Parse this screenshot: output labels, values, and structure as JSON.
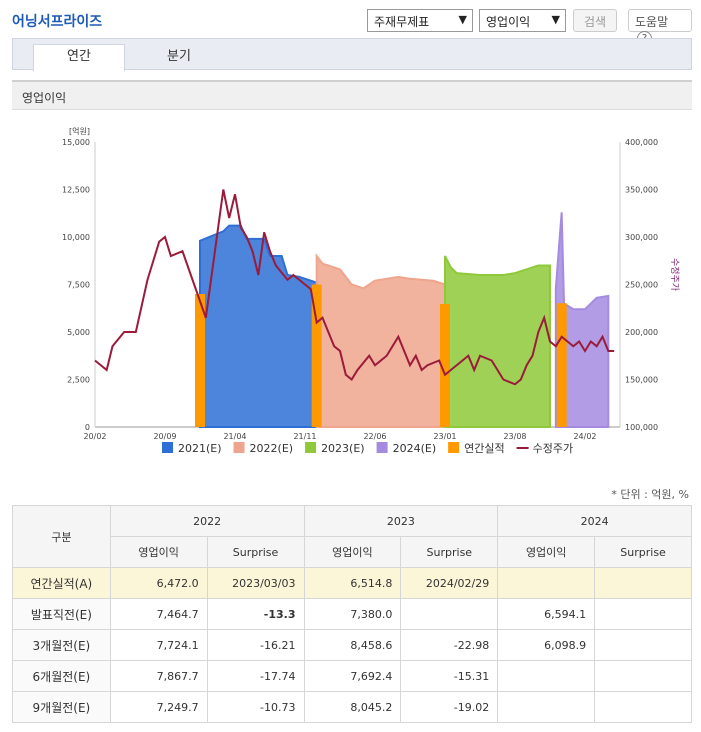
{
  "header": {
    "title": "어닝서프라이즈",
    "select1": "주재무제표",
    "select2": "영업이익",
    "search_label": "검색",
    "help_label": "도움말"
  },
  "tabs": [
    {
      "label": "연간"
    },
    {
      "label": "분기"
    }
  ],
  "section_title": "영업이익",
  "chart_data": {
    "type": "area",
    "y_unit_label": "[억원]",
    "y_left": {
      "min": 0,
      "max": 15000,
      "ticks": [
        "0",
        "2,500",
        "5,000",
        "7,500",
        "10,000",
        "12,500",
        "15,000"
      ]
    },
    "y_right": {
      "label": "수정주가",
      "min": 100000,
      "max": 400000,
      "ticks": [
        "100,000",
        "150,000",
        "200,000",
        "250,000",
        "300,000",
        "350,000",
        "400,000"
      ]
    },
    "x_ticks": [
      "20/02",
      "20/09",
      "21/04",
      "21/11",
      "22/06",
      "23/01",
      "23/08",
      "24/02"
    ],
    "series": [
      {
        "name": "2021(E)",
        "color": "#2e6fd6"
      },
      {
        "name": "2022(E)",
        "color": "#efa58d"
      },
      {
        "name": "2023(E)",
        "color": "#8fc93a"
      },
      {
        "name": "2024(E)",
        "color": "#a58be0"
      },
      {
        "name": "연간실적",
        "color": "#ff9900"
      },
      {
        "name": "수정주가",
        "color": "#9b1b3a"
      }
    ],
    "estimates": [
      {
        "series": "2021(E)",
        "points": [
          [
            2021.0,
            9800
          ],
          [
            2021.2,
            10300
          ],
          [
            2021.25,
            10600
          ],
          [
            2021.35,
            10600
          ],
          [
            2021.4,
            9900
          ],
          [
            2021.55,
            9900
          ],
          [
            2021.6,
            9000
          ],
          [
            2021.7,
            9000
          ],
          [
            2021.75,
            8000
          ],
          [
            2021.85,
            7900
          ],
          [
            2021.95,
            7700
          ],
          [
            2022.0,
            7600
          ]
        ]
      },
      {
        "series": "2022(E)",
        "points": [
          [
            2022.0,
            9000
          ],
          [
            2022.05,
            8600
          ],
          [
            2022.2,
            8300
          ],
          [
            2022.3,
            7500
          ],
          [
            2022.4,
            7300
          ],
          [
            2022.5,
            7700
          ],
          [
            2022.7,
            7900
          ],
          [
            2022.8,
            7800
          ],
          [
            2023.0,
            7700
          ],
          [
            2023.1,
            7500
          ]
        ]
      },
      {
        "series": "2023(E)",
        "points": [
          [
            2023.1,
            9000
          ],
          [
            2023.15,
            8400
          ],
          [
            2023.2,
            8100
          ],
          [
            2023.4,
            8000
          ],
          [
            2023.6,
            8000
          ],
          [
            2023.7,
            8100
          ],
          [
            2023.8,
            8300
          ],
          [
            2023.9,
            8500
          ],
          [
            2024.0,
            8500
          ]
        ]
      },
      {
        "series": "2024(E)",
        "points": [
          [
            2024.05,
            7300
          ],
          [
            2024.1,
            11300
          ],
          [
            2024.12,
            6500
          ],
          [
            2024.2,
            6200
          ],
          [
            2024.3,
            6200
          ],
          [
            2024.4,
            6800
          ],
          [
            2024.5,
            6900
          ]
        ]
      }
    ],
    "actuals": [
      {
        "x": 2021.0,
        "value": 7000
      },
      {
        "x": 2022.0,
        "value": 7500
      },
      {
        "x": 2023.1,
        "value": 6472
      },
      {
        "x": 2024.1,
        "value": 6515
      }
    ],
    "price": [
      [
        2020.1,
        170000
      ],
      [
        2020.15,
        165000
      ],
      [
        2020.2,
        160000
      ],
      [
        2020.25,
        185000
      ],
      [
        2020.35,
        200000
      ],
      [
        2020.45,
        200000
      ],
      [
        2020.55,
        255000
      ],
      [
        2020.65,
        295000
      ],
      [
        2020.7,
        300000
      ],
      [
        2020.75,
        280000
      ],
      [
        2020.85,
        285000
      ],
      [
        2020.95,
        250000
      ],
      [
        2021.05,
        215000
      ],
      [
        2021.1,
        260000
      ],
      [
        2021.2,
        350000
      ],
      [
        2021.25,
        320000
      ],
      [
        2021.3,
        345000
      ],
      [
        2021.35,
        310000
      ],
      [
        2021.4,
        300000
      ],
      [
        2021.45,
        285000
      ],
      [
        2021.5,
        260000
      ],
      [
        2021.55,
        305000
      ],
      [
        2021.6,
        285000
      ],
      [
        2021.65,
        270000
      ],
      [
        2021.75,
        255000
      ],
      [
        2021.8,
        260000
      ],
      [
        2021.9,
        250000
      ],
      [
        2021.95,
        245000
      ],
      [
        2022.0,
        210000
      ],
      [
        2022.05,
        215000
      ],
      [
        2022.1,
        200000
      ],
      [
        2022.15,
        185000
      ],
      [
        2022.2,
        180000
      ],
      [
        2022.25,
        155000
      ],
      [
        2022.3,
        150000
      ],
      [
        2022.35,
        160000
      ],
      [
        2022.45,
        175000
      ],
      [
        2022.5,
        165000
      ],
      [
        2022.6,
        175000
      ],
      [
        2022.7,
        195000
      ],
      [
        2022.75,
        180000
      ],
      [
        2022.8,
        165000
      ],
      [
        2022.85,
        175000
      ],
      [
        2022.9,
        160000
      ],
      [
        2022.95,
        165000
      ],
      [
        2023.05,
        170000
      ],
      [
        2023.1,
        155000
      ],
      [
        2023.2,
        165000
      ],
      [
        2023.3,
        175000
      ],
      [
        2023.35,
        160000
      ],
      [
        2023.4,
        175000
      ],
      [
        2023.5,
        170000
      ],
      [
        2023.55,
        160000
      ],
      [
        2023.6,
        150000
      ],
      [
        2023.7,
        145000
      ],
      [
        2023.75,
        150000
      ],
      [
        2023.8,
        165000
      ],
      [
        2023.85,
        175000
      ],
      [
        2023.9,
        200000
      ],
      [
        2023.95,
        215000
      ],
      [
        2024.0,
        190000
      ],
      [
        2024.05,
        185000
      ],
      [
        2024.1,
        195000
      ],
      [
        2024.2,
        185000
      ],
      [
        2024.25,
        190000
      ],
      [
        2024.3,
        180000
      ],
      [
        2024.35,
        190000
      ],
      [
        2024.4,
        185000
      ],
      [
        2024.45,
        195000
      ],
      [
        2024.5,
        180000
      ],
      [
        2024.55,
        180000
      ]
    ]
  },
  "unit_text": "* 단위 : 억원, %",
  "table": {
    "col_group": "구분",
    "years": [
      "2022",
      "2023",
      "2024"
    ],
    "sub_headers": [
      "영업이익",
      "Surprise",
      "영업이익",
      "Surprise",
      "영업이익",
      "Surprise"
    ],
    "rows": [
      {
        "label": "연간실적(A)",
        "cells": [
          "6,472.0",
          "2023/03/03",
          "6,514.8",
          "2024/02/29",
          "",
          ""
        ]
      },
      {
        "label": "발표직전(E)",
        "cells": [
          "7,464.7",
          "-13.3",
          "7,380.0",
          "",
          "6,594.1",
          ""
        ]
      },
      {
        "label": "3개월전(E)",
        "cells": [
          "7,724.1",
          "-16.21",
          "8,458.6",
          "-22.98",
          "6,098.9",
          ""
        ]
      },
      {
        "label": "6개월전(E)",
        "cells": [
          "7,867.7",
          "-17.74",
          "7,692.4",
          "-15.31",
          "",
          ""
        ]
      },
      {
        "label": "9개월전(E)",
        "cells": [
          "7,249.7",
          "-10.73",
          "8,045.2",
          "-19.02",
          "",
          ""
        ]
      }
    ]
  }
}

****************************************

The exercise =
Filter the data, keeping only the lines that contain "name".

The response =
        "name": "2021(E)",
        "name": "2022(E)",
        "name": "2023(E)",
        "name": "2024(E)",
        "name": "연간실적",
        "name": "수정주가",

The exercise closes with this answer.